GIVEN ENTRIES:
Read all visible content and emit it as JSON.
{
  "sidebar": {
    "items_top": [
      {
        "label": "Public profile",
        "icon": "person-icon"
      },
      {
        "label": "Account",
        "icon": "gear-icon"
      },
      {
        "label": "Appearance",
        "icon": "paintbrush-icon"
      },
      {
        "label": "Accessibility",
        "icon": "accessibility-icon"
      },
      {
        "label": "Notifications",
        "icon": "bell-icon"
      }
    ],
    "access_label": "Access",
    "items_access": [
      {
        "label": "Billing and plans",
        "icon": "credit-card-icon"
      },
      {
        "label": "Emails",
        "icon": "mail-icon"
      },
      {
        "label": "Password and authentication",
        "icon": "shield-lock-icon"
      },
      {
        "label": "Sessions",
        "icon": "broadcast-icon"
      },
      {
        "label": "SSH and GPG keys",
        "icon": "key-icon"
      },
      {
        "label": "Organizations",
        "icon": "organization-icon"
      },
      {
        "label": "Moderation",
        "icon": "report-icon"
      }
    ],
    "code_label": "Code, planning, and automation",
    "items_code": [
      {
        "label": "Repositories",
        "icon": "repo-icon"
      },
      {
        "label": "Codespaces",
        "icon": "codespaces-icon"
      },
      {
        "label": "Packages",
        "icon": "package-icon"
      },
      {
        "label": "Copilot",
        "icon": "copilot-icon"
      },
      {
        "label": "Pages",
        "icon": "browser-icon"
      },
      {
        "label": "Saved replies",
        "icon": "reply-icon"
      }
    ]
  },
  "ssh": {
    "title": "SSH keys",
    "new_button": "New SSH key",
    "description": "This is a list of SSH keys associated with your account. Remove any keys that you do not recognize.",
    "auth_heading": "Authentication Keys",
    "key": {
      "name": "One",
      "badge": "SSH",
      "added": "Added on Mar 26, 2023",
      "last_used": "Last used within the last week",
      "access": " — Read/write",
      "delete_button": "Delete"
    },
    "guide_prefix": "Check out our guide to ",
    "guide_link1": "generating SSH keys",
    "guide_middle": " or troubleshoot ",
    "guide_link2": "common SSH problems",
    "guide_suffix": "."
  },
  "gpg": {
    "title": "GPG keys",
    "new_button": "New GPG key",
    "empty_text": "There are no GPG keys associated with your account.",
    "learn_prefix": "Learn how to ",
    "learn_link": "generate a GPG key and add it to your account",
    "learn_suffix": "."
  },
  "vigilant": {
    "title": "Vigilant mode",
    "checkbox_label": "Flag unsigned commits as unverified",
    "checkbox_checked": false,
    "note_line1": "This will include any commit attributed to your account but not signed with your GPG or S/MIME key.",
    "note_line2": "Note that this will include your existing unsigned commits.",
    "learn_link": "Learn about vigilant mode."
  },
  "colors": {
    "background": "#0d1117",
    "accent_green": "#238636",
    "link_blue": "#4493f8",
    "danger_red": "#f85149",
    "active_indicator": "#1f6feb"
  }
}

EXERCISE GOAL:
Write each line above out exactly.

OUTPUT:
Read all visible content and emit it as JSON.
{
  "sidebar": {
    "items_top": [
      {
        "label": "Public profile",
        "icon": "person-icon"
      },
      {
        "label": "Account",
        "icon": "gear-icon"
      },
      {
        "label": "Appearance",
        "icon": "paintbrush-icon"
      },
      {
        "label": "Accessibility",
        "icon": "accessibility-icon"
      },
      {
        "label": "Notifications",
        "icon": "bell-icon"
      }
    ],
    "access_label": "Access",
    "items_access": [
      {
        "label": "Billing and plans",
        "icon": "credit-card-icon"
      },
      {
        "label": "Emails",
        "icon": "mail-icon"
      },
      {
        "label": "Password and authentication",
        "icon": "shield-lock-icon"
      },
      {
        "label": "Sessions",
        "icon": "broadcast-icon"
      },
      {
        "label": "SSH and GPG keys",
        "icon": "key-icon"
      },
      {
        "label": "Organizations",
        "icon": "organization-icon"
      },
      {
        "label": "Moderation",
        "icon": "report-icon"
      }
    ],
    "code_label": "Code, planning, and automation",
    "items_code": [
      {
        "label": "Repositories",
        "icon": "repo-icon"
      },
      {
        "label": "Codespaces",
        "icon": "codespaces-icon"
      },
      {
        "label": "Packages",
        "icon": "package-icon"
      },
      {
        "label": "Copilot",
        "icon": "copilot-icon"
      },
      {
        "label": "Pages",
        "icon": "browser-icon"
      },
      {
        "label": "Saved replies",
        "icon": "reply-icon"
      }
    ]
  },
  "ssh": {
    "title": "SSH keys",
    "new_button": "New SSH key",
    "description": "This is a list of SSH keys associated with your account. Remove any keys that you do not recognize.",
    "auth_heading": "Authentication Keys",
    "key": {
      "name": "One",
      "badge": "SSH",
      "added": "Added on Mar 26, 2023",
      "last_used": "Last used within the last week",
      "access": " — Read/write",
      "delete_button": "Delete"
    },
    "guide_prefix": "Check out our guide to ",
    "guide_link1": "generating SSH keys",
    "guide_middle": " or troubleshoot ",
    "guide_link2": "common SSH problems",
    "guide_suffix": "."
  },
  "gpg": {
    "title": "GPG keys",
    "new_button": "New GPG key",
    "empty_text": "There are no GPG keys associated with your account.",
    "learn_prefix": "Learn how to ",
    "learn_link": "generate a GPG key and add it to your account",
    "learn_suffix": "."
  },
  "vigilant": {
    "title": "Vigilant mode",
    "checkbox_label": "Flag unsigned commits as unverified",
    "checkbox_checked": false,
    "note_line1": "This will include any commit attributed to your account but not signed with your GPG or S/MIME key.",
    "note_line2": "Note that this will include your existing unsigned commits.",
    "learn_link": "Learn about vigilant mode."
  },
  "colors": {
    "background": "#0d1117",
    "accent_green": "#238636",
    "link_blue": "#4493f8",
    "danger_red": "#f85149",
    "active_indicator": "#1f6feb"
  }
}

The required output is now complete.